▶ _Short task_:
Can you transcribe every record below exactly as it appears?

▶ _Data entries_:
%%

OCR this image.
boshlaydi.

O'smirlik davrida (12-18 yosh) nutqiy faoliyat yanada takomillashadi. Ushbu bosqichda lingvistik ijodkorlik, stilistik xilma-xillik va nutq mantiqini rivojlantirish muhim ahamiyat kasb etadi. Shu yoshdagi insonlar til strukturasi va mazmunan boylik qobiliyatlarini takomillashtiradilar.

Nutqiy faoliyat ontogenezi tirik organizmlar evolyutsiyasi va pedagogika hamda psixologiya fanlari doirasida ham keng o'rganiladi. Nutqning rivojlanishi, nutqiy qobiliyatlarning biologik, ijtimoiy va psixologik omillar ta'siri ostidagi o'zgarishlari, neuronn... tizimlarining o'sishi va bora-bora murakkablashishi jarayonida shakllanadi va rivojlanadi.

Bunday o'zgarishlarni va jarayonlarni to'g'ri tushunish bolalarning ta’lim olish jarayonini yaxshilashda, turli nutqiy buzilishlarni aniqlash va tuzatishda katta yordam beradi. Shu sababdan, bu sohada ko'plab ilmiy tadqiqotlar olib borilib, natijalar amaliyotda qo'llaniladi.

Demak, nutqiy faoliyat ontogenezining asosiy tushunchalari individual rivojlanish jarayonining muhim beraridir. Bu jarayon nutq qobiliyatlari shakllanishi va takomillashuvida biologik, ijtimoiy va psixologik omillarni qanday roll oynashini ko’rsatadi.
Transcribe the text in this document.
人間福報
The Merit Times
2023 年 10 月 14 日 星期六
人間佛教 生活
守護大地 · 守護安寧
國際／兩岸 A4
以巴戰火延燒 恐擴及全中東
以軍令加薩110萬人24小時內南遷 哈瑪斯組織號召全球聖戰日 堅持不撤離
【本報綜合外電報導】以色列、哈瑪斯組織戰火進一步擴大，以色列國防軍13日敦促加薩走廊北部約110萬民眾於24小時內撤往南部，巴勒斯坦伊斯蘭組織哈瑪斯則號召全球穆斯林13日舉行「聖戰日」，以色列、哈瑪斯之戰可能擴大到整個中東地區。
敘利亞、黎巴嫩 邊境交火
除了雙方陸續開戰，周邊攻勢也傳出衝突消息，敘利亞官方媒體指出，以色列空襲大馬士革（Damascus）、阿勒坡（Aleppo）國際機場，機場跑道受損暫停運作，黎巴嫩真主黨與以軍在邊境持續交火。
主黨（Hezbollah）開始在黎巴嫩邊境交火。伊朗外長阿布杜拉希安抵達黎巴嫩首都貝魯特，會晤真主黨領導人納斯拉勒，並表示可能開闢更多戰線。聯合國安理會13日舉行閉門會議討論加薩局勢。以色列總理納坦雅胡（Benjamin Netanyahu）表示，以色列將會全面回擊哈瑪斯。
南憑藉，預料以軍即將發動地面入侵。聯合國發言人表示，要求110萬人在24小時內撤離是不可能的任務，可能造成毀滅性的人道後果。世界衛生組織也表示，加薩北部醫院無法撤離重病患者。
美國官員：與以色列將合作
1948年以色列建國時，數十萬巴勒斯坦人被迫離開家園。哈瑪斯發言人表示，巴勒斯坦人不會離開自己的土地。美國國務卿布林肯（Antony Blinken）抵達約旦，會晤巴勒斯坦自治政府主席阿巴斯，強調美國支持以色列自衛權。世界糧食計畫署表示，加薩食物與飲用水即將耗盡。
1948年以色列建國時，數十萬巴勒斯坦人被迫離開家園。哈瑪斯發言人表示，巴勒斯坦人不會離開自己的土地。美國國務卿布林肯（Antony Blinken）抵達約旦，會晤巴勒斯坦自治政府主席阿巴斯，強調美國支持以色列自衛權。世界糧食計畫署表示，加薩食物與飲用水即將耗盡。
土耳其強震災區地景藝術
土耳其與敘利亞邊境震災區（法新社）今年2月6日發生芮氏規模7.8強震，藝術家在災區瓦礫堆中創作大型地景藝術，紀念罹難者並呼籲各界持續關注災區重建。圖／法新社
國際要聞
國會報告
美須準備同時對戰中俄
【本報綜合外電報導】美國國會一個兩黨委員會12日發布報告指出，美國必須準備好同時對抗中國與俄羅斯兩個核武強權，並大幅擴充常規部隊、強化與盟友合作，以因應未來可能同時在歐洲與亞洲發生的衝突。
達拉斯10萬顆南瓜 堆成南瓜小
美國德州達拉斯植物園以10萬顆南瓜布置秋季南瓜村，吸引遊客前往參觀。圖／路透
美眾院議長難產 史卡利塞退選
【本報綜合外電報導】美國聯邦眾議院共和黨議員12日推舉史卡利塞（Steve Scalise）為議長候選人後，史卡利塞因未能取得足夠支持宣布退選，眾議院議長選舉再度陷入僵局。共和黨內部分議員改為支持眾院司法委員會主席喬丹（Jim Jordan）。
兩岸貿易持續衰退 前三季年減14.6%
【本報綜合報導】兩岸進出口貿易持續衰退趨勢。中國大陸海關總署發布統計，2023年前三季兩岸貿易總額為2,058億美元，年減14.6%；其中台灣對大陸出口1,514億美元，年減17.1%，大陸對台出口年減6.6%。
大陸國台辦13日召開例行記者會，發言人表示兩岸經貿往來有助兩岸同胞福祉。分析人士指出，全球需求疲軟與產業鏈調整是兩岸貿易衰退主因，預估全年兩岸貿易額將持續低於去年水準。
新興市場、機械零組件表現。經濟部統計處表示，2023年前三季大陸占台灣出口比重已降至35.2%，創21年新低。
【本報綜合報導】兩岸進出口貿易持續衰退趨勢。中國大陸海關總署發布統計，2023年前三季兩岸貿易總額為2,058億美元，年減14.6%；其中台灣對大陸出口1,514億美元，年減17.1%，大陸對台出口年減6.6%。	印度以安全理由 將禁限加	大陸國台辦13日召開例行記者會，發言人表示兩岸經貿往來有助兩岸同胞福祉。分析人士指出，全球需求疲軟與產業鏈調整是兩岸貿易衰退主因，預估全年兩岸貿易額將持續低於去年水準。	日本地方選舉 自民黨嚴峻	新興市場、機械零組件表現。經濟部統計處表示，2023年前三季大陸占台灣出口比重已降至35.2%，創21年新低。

%%

▶ _Response to the exercise_:
OCR this image.
boshlaydi.

O'smirlik davrida (12-18 yosh) nutqiy faoliyat yanada takomillashadi. Ushbu bosqichda lingvistik ijodkorlik, stilistik xilma-xillik va nutq mantiqini rivojlantirish muhim ahamiyat kasb etadi. Shu yoshdagi insonlar til strukturasi va mazmunan boylik qobiliyatlarini takomillashtiradilar.

Nutqiy faoliyat ontogenezi tirik organizmlar evolyutsiyasi va pedagogika hamda psixologiya fanlari doirasida ham keng o'rganiladi. Nutqning rivojlanishi, nutqiy qobiliyatlarning biologik, ijtimoiy va psixologik omillar ta'siri ostidagi o'zgarishlari, neuronn... tizimlarining o'sishi va bora-bora murakkablashishi jarayonida shakllanadi va rivojlanadi.

Bunday o'zgarishlarni va jarayonlarni to'g'ri tushunish bolalarning ta’lim olish jarayonini yaxshilashda, turli nutqiy buzilishlarni aniqlash va tuzatishda katta yordam beradi. Shu sababdan, bu sohada ko'plab ilmiy tadqiqotlar olib borilib, natijalar amaliyotda qo'llaniladi.

Demak, nutqiy faoliyat ontogenezining asosiy tushunchalari individual rivojlanish jarayonining muhim beraridir. Bu jarayon nutq qobiliyatlari shakllanishi va takomillashuvida biologik, ijtimoiy va psixologik omillarni qanday roll oynashini ko’rsatadi.
Transcribe the text in this document.
人間福報
The Merit Times
2023 年 10 月 14 日 星期六
人間佛教 生活
守護大地 · 守護安寧
國際／兩岸 A4
以巴戰火延燒 恐擴及全中東
以軍令加薩110萬人24小時內南遷 哈瑪斯組織號召全球聖戰日 堅持不撤離
【本報綜合外電報導】以色列、哈瑪斯組織戰火進一步擴大，以色列國防軍13日敦促加薩走廊北部約110萬民眾於24小時內撤往南部，巴勒斯坦伊斯蘭組織哈瑪斯則號召全球穆斯林13日舉行「聖戰日」，以色列、哈瑪斯之戰可能擴大到整個中東地區。
敘利亞、黎巴嫩 邊境交火
除了雙方陸續開戰，周邊攻勢也傳出衝突消息，敘利亞官方媒體指出，以色列空襲大馬士革（Damascus）、阿勒坡（Aleppo）國際機場，機場跑道受損暫停運作，黎巴嫩真主黨與以軍在邊境持續交火。
主黨（Hezbollah）開始在黎巴嫩邊境交火。伊朗外長阿布杜拉希安抵達黎巴嫩首都貝魯特，會晤真主黨領導人納斯拉勒，並表示可能開闢更多戰線。聯合國安理會13日舉行閉門會議討論加薩局勢。以色列總理納坦雅胡（Benjamin Netanyahu）表示，以色列將會全面回擊哈瑪斯。
南憑藉，預料以軍即將發動地面入侵。聯合國發言人表示，要求110萬人在24小時內撤離是不可能的任務，可能造成毀滅性的人道後果。世界衛生組織也表示，加薩北部醫院無法撤離重病患者。
美國官員：與以色列將合作
1948年以色列建國時，數十萬巴勒斯坦人被迫離開家園。哈瑪斯發言人表示，巴勒斯坦人不會離開自己的土地。美國國務卿布林肯（Antony Blinken）抵達約旦，會晤巴勒斯坦自治政府主席阿巴斯，強調美國支持以色列自衛權。世界糧食計畫署表示，加薩食物與飲用水即將耗盡。
1948年以色列建國時，數十萬巴勒斯坦人被迫離開家園。哈瑪斯發言人表示，巴勒斯坦人不會離開自己的土地。美國國務卿布林肯（Antony Blinken）抵達約旦，會晤巴勒斯坦自治政府主席阿巴斯，強調美國支持以色列自衛權。世界糧食計畫署表示，加薩食物與飲用水即將耗盡。
土耳其強震災區地景藝術
土耳其與敘利亞邊境震災區（法新社）今年2月6日發生芮氏規模7.8強震，藝術家在災區瓦礫堆中創作大型地景藝術，紀念罹難者並呼籲各界持續關注災區重建。圖／法新社
國際要聞
國會報告
美須準備同時對戰中俄
【本報綜合外電報導】美國國會一個兩黨委員會12日發布報告指出，美國必須準備好同時對抗中國與俄羅斯兩個核武強權，並大幅擴充常規部隊、強化與盟友合作，以因應未來可能同時在歐洲與亞洲發生的衝突。
達拉斯10萬顆南瓜 堆成南瓜小
美國德州達拉斯植物園以10萬顆南瓜布置秋季南瓜村，吸引遊客前往參觀。圖／路透
美眾院議長難產 史卡利塞退選
【本報綜合外電報導】美國聯邦眾議院共和黨議員12日推舉史卡利塞（Steve Scalise）為議長候選人後，史卡利塞因未能取得足夠支持宣布退選，眾議院議長選舉再度陷入僵局。共和黨內部分議員改為支持眾院司法委員會主席喬丹（Jim Jordan）。
兩岸貿易持續衰退 前三季年減14.6%
【本報綜合報導】兩岸進出口貿易持續衰退趨勢。中國大陸海關總署發布統計，2023年前三季兩岸貿易總額為2,058億美元，年減14.6%；其中台灣對大陸出口1,514億美元，年減17.1%，大陸對台出口年減6.6%。
大陸國台辦13日召開例行記者會，發言人表示兩岸經貿往來有助兩岸同胞福祉。分析人士指出，全球需求疲軟與產業鏈調整是兩岸貿易衰退主因，預估全年兩岸貿易額將持續低於去年水準。
新興市場、機械零組件表現。經濟部統計處表示，2023年前三季大陸占台灣出口比重已降至35.2%，創21年新低。
【本報綜合報導】兩岸進出口貿易持續衰退趨勢。中國大陸海關總署發布統計，2023年前三季兩岸貿易總額為2,058億美元，年減14.6%；其中台灣對大陸出口1,514億美元，年減17.1%，大陸對台出口年減6.6%。	印度以安全理由 將禁限加	大陸國台辦13日召開例行記者會，發言人表示兩岸經貿往來有助兩岸同胞福祉。分析人士指出，全球需求疲軟與產業鏈調整是兩岸貿易衰退主因，預估全年兩岸貿易額將持續低於去年水準。	日本地方選舉 自民黨嚴峻	新興市場、機械零組件表現。經濟部統計處表示，2023年前三季大陸占台灣出口比重已降至35.2%，創21年新低。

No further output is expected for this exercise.